> [Direction] Give the data again, word for word.

> [Raw data]

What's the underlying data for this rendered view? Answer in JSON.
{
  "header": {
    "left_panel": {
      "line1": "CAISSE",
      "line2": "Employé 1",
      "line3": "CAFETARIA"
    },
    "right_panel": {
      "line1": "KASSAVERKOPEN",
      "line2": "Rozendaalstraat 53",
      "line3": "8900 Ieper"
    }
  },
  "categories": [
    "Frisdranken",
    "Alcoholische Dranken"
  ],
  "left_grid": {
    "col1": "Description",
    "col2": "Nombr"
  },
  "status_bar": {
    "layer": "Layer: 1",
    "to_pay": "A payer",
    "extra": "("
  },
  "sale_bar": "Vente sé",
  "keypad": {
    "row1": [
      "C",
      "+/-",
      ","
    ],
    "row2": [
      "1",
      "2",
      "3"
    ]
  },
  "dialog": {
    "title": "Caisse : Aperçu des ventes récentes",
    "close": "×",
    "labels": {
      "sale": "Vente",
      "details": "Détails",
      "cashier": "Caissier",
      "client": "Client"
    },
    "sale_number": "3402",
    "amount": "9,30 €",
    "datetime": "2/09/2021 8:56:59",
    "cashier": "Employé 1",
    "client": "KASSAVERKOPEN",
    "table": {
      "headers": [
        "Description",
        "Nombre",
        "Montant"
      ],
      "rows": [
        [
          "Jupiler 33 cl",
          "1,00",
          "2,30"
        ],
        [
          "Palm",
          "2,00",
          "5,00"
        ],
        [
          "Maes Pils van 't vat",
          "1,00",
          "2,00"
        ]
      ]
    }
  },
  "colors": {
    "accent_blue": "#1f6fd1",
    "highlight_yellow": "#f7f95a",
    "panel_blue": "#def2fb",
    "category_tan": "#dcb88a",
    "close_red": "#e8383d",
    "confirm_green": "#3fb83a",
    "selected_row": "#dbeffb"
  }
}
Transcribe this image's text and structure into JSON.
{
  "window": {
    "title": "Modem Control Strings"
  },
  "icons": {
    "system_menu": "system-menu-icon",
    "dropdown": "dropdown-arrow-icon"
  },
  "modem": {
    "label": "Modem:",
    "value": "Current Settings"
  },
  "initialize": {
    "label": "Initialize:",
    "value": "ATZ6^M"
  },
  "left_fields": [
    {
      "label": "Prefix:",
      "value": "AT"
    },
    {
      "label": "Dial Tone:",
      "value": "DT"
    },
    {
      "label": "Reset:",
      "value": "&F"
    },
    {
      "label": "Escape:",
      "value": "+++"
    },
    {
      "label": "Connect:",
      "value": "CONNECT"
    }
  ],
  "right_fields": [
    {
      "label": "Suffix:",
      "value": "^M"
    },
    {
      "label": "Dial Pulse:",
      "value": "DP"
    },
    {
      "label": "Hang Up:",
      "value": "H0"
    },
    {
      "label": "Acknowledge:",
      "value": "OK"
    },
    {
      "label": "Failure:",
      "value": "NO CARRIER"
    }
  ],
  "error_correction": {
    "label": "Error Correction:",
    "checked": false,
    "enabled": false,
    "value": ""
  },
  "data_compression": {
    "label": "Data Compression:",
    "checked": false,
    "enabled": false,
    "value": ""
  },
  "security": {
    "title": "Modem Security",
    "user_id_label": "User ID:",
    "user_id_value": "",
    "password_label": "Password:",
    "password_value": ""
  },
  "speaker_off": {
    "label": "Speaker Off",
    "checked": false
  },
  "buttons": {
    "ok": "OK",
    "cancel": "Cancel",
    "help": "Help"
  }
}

> [Exercise answer]
What's the underlying data for this rendered view? Answer in JSON.
{
  "header": {
    "left_panel": {
      "line1": "CAISSE",
      "line2": "Employé 1",
      "line3": "CAFETARIA"
    },
    "right_panel": {
      "line1": "KASSAVERKOPEN",
      "line2": "Rozendaalstraat 53",
      "line3": "8900 Ieper"
    }
  },
  "categories": [
    "Frisdranken",
    "Alcoholische Dranken"
  ],
  "left_grid": {
    "col1": "Description",
    "col2": "Nombr"
  },
  "status_bar": {
    "layer": "Layer: 1",
    "to_pay": "A payer",
    "extra": "("
  },
  "sale_bar": "Vente sé",
  "keypad": {
    "row1": [
      "C",
      "+/-",
      ","
    ],
    "row2": [
      "1",
      "2",
      "3"
    ]
  },
  "dialog": {
    "title": "Caisse : Aperçu des ventes récentes",
    "close": "×",
    "labels": {
      "sale": "Vente",
      "details": "Détails",
      "cashier": "Caissier",
      "client": "Client"
    },
    "sale_number": "3402",
    "amount": "9,30 €",
    "datetime": "2/09/2021 8:56:59",
    "cashier": "Employé 1",
    "client": "KASSAVERKOPEN",
    "table": {
      "headers": [
        "Description",
        "Nombre",
        "Montant"
      ],
      "rows": [
        [
          "Jupiler 33 cl",
          "1,00",
          "2,30"
        ],
        [
          "Palm",
          "2,00",
          "5,00"
        ],
        [
          "Maes Pils van 't vat",
          "1,00",
          "2,00"
        ]
      ]
    }
  },
  "colors": {
    "accent_blue": "#1f6fd1",
    "highlight_yellow": "#f7f95a",
    "panel_blue": "#def2fb",
    "category_tan": "#dcb88a",
    "close_red": "#e8383d",
    "confirm_green": "#3fb83a",
    "selected_row": "#dbeffb"
  }
}
Transcribe this image's text and structure into JSON.
{
  "window": {
    "title": "Modem Control Strings"
  },
  "icons": {
    "system_menu": "system-menu-icon",
    "dropdown": "dropdown-arrow-icon"
  },
  "modem": {
    "label": "Modem:",
    "value": "Current Settings"
  },
  "initialize": {
    "label": "Initialize:",
    "value": "ATZ6^M"
  },
  "left_fields": [
    {
      "label": "Prefix:",
      "value": "AT"
    },
    {
      "label": "Dial Tone:",
      "value": "DT"
    },
    {
      "label": "Reset:",
      "value": "&F"
    },
    {
      "label": "Escape:",
      "value": "+++"
    },
    {
      "label": "Connect:",
      "value": "CONNECT"
    }
  ],
  "right_fields": [
    {
      "label": "Suffix:",
      "value": "^M"
    },
    {
      "label": "Dial Pulse:",
      "value": "DP"
    },
    {
      "label": "Hang Up:",
      "value": "H0"
    },
    {
      "label": "Acknowledge:",
      "value": "OK"
    },
    {
      "label": "Failure:",
      "value": "NO CARRIER"
    }
  ],
  "error_correction": {
    "label": "Error Correction:",
    "checked": false,
    "enabled": false,
    "value": ""
  },
  "data_compression": {
    "label": "Data Compression:",
    "checked": false,
    "enabled": false,
    "value": ""
  },
  "security": {
    "title": "Modem Security",
    "user_id_label": "User ID:",
    "user_id_value": "",
    "password_label": "Password:",
    "password_value": ""
  },
  "speaker_off": {
    "label": "Speaker Off",
    "checked": false
  },
  "buttons": {
    "ok": "OK",
    "cancel": "Cancel",
    "help": "Help"
  }
}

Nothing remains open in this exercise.